— start of Data provided —

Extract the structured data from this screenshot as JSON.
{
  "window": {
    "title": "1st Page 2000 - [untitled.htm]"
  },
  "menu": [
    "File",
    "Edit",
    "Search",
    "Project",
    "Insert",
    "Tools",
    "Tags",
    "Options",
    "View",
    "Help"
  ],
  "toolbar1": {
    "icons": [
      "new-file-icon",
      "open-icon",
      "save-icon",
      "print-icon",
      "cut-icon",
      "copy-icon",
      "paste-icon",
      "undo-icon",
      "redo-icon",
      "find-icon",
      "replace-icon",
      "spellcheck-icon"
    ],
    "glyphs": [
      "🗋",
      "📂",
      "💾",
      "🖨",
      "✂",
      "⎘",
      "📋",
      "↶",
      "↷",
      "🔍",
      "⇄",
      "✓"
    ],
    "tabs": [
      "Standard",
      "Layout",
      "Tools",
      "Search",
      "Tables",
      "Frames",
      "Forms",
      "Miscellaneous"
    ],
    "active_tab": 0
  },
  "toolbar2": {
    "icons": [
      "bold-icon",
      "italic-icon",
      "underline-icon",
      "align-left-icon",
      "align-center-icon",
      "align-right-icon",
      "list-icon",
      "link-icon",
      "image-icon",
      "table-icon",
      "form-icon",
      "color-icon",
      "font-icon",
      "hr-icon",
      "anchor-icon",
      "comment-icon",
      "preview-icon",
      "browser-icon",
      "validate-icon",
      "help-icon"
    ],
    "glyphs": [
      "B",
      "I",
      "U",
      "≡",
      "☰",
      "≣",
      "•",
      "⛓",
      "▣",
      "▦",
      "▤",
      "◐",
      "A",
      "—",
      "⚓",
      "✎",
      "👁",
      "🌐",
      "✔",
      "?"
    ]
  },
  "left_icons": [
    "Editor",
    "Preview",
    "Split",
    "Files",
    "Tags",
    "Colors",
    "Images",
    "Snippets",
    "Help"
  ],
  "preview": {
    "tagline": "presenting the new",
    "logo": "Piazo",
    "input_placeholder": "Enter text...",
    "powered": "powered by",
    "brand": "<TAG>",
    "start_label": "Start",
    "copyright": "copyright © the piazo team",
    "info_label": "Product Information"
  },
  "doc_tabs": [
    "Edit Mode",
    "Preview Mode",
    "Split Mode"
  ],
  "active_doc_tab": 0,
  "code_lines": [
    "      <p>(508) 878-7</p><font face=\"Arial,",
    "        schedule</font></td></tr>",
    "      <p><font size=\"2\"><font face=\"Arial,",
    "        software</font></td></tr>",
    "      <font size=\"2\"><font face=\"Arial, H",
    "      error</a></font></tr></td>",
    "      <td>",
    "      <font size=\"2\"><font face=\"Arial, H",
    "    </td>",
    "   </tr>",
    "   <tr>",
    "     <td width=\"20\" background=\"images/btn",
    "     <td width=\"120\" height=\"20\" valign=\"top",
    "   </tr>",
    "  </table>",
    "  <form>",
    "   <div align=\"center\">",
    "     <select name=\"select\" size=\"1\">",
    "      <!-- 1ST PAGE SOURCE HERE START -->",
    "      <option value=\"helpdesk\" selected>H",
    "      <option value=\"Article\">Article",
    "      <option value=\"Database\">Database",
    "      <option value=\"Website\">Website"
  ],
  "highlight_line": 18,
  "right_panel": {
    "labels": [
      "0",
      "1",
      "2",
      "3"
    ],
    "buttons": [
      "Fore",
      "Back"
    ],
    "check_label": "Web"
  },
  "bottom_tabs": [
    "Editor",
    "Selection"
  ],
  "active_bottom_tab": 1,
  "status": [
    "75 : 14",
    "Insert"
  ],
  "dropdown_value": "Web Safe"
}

— end of Data provided —

▶ Exercise task: Your task is to retype all the records above with nothing left out.

▶ The output:
Extract the structured data from this screenshot as JSON.
{
  "window": {
    "title": "1st Page 2000 - [untitled.htm]"
  },
  "menu": [
    "File",
    "Edit",
    "Search",
    "Project",
    "Insert",
    "Tools",
    "Tags",
    "Options",
    "View",
    "Help"
  ],
  "toolbar1": {
    "icons": [
      "new-file-icon",
      "open-icon",
      "save-icon",
      "print-icon",
      "cut-icon",
      "copy-icon",
      "paste-icon",
      "undo-icon",
      "redo-icon",
      "find-icon",
      "replace-icon",
      "spellcheck-icon"
    ],
    "glyphs": [
      "🗋",
      "📂",
      "💾",
      "🖨",
      "✂",
      "⎘",
      "📋",
      "↶",
      "↷",
      "🔍",
      "⇄",
      "✓"
    ],
    "tabs": [
      "Standard",
      "Layout",
      "Tools",
      "Search",
      "Tables",
      "Frames",
      "Forms",
      "Miscellaneous"
    ],
    "active_tab": 0
  },
  "toolbar2": {
    "icons": [
      "bold-icon",
      "italic-icon",
      "underline-icon",
      "align-left-icon",
      "align-center-icon",
      "align-right-icon",
      "list-icon",
      "link-icon",
      "image-icon",
      "table-icon",
      "form-icon",
      "color-icon",
      "font-icon",
      "hr-icon",
      "anchor-icon",
      "comment-icon",
      "preview-icon",
      "browser-icon",
      "validate-icon",
      "help-icon"
    ],
    "glyphs": [
      "B",
      "I",
      "U",
      "≡",
      "☰",
      "≣",
      "•",
      "⛓",
      "▣",
      "▦",
      "▤",
      "◐",
      "A",
      "—",
      "⚓",
      "✎",
      "👁",
      "🌐",
      "✔",
      "?"
    ]
  },
  "left_icons": [
    "Editor",
    "Preview",
    "Split",
    "Files",
    "Tags",
    "Colors",
    "Images",
    "Snippets",
    "Help"
  ],
  "preview": {
    "tagline": "presenting the new",
    "logo": "Piazo",
    "input_placeholder": "Enter text...",
    "powered": "powered by",
    "brand": "<TAG>",
    "start_label": "Start",
    "copyright": "copyright © the piazo team",
    "info_label": "Product Information"
  },
  "doc_tabs": [
    "Edit Mode",
    "Preview Mode",
    "Split Mode"
  ],
  "active_doc_tab": 0,
  "code_lines": [
    "      <p>(508) 878-7</p><font face=\"Arial,",
    "        schedule</font></td></tr>",
    "      <p><font size=\"2\"><font face=\"Arial,",
    "        software</font></td></tr>",
    "      <font size=\"2\"><font face=\"Arial, H",
    "      error</a></font></tr></td>",
    "      <td>",
    "      <font size=\"2\"><font face=\"Arial, H",
    "    </td>",
    "   </tr>",
    "   <tr>",
    "     <td width=\"20\" background=\"images/btn",
    "     <td width=\"120\" height=\"20\" valign=\"top",
    "   </tr>",
    "  </table>",
    "  <form>",
    "   <div align=\"center\">",
    "     <select name=\"select\" size=\"1\">",
    "      <!-- 1ST PAGE SOURCE HERE START -->",
    "      <option value=\"helpdesk\" selected>H",
    "      <option value=\"Article\">Article",
    "      <option value=\"Database\">Database",
    "      <option value=\"Website\">Website"
  ],
  "highlight_line": 18,
  "right_panel": {
    "labels": [
      "0",
      "1",
      "2",
      "3"
    ],
    "buttons": [
      "Fore",
      "Back"
    ],
    "check_label": "Web"
  },
  "bottom_tabs": [
    "Editor",
    "Selection"
  ],
  "active_bottom_tab": 1,
  "status": [
    "75 : 14",
    "Insert"
  ],
  "dropdown_value": "Web Safe"
}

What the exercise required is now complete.